● Problem to solve: Write out the material exactly, leaving every picture behind.

>> start Data to use

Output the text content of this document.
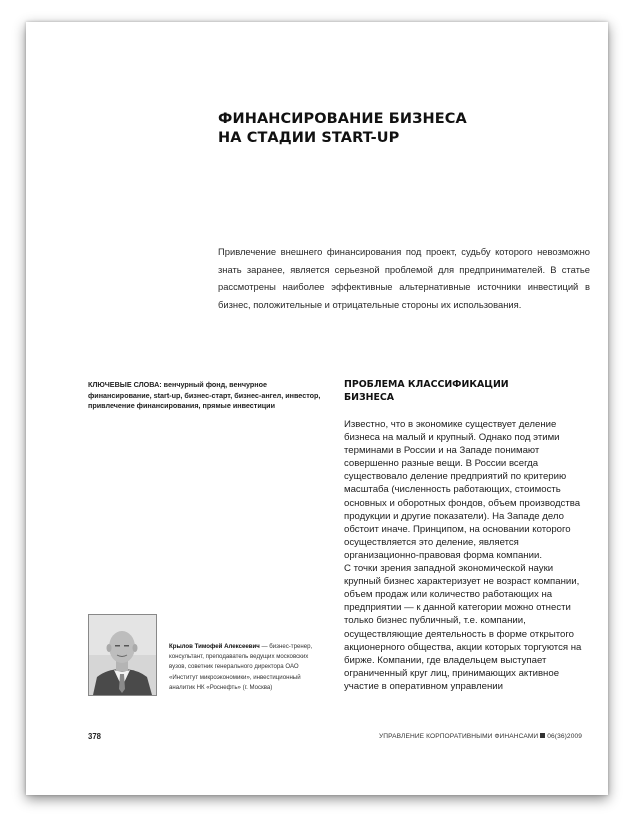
ФИНАНСИРОВАНИЕ БИЗНЕСА
НА СТАДИИ START-UP
Привлечение внешнего финансирования под проект, судьбу которого невозможно знать заранее, является серьезной проблемой для предпринимателей. В статье рассмотрены наиболее эффективные альтернативные источники инвестиций в бизнес, положительные и отрицательные стороны их использования.
КЛЮЧЕВЫЕ СЛОВА: венчурный фонд, венчурное финансирование, start-up, бизнес-старт, бизнес-ангел, инвестор, привлечение финансирования, прямые инвестиции
ПРОБЛЕМА КЛАССИФИКАЦИИ
БИЗНЕСА

Известно, что в экономике существует деление бизнеса на малый и крупный. Однако под этими терминами в России и на Западе понимают совершенно разные вещи. В России всегда существовало деление предприятий по критерию масштаба (численность работающих, стоимость основных и оборотных фондов, объем производства продукции и другие показатели). На Западе дело обстоит иначе. Принципом, на основании которого осуществляется это деление, является организационно-правовая форма компании.

С точки зрения западной экономической науки крупный бизнес характеризует не возраст компании, объем продаж или количество работающих на предприятии — к данной категории можно отнести только бизнес публичный, т.е. компании, осуществляющие деятельность в форме открытого акционерного общества, акции которых торгуются на бирже. Компании, где владельцем выступает ограниченный круг лиц, принимающих активное участие в оперативном управлении

Крылов Тимофей Алексеевич — бизнес-тренер, консультант, преподаватель ведущих московских вузов, советник генерального директора ОАО «Институт микроэкономики», инвестиционный аналитик НК «Роснефть» (г. Москва)
378	УПРАВЛЕНИЕ КОРПОРАТИВНЫМИ ФИНАНСАМИ 06(36)2009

>> end Data to use

● Completed task:
Output the text content of this document.
ФИНАНСИРОВАНИЕ БИЗНЕСА
НА СТАДИИ START-UP
Привлечение внешнего финансирования под проект, судьбу которого невозможно знать заранее, является серьезной проблемой для предпринимателей. В статье рассмотрены наиболее эффективные альтернативные источники инвестиций в бизнес, положительные и отрицательные стороны их использования.
КЛЮЧЕВЫЕ СЛОВА: венчурный фонд, венчурное финансирование, start-up, бизнес-старт, бизнес-ангел, инвестор, привлечение финансирования, прямые инвестиции
ПРОБЛЕМА КЛАССИФИКАЦИИ
БИЗНЕСА

Известно, что в экономике существует деление бизнеса на малый и крупный. Однако под этими терминами в России и на Западе понимают совершенно разные вещи. В России всегда существовало деление предприятий по критерию масштаба (численность работающих, стоимость основных и оборотных фондов, объем производства продукции и другие показатели). На Западе дело обстоит иначе. Принципом, на основании которого осуществляется это деление, является организационно-правовая форма компании.

С точки зрения западной экономической науки крупный бизнес характеризует не возраст компании, объем продаж или количество работающих на предприятии — к данной категории можно отнести только бизнес публичный, т.е. компании, осуществляющие деятельность в форме открытого акционерного общества, акции которых торгуются на бирже. Компании, где владельцем выступает ограниченный круг лиц, принимающих активное участие в оперативном управлении

Крылов Тимофей Алексеевич — бизнес-тренер, консультант, преподаватель ведущих московских вузов, советник генерального директора ОАО «Институт микроэкономики», инвестиционный аналитик НК «Роснефть» (г. Москва)
378	УПРАВЛЕНИЕ КОРПОРАТИВНЫМИ ФИНАНСАМИ 06(36)2009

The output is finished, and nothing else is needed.